▸ DIRECTIONS
Write each line out again exactly as written.

▸ EXCERPTED RECORDS
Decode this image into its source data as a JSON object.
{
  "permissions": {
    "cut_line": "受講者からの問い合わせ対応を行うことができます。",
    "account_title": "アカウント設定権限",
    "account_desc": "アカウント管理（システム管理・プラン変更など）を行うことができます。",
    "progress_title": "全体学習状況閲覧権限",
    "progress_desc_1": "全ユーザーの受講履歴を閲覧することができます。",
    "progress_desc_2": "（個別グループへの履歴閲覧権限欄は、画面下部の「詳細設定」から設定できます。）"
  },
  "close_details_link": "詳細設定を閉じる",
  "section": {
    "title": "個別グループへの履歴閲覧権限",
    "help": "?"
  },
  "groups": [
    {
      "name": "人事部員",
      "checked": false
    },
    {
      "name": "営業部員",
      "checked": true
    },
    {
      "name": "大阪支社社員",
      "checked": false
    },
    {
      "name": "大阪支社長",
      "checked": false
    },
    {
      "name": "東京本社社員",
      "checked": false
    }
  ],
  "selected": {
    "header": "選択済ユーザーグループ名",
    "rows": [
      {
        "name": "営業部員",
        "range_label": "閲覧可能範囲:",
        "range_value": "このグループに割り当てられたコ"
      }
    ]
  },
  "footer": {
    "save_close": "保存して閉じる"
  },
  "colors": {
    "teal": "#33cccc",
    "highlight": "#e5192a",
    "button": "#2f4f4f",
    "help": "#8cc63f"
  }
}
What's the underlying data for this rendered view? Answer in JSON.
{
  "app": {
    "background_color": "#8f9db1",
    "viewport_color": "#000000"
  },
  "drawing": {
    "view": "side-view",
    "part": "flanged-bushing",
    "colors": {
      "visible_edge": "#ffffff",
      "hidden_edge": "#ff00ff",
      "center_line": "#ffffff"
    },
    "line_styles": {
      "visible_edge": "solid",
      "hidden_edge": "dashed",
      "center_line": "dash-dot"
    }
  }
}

▸ PROBLEM SOLUTION
Decode this image into its source data as a JSON object.
{
  "permissions": {
    "cut_line": "受講者からの問い合わせ対応を行うことができます。",
    "account_title": "アカウント設定権限",
    "account_desc": "アカウント管理（システム管理・プラン変更など）を行うことができます。",
    "progress_title": "全体学習状況閲覧権限",
    "progress_desc_1": "全ユーザーの受講履歴を閲覧することができます。",
    "progress_desc_2": "（個別グループへの履歴閲覧権限欄は、画面下部の「詳細設定」から設定できます。）"
  },
  "close_details_link": "詳細設定を閉じる",
  "section": {
    "title": "個別グループへの履歴閲覧権限",
    "help": "?"
  },
  "groups": [
    {
      "name": "人事部員",
      "checked": false
    },
    {
      "name": "営業部員",
      "checked": true
    },
    {
      "name": "大阪支社社員",
      "checked": false
    },
    {
      "name": "大阪支社長",
      "checked": false
    },
    {
      "name": "東京本社社員",
      "checked": false
    }
  ],
  "selected": {
    "header": "選択済ユーザーグループ名",
    "rows": [
      {
        "name": "営業部員",
        "range_label": "閲覧可能範囲:",
        "range_value": "このグループに割り当てられたコ"
      }
    ]
  },
  "footer": {
    "save_close": "保存して閉じる"
  },
  "colors": {
    "teal": "#33cccc",
    "highlight": "#e5192a",
    "button": "#2f4f4f",
    "help": "#8cc63f"
  }
}
What's the underlying data for this rendered view? Answer in JSON.
{
  "app": {
    "background_color": "#8f9db1",
    "viewport_color": "#000000"
  },
  "drawing": {
    "view": "side-view",
    "part": "flanged-bushing",
    "colors": {
      "visible_edge": "#ffffff",
      "hidden_edge": "#ff00ff",
      "center_line": "#ffffff"
    },
    "line_styles": {
      "visible_edge": "solid",
      "hidden_edge": "dashed",
      "center_line": "dash-dot"
    }
  }
}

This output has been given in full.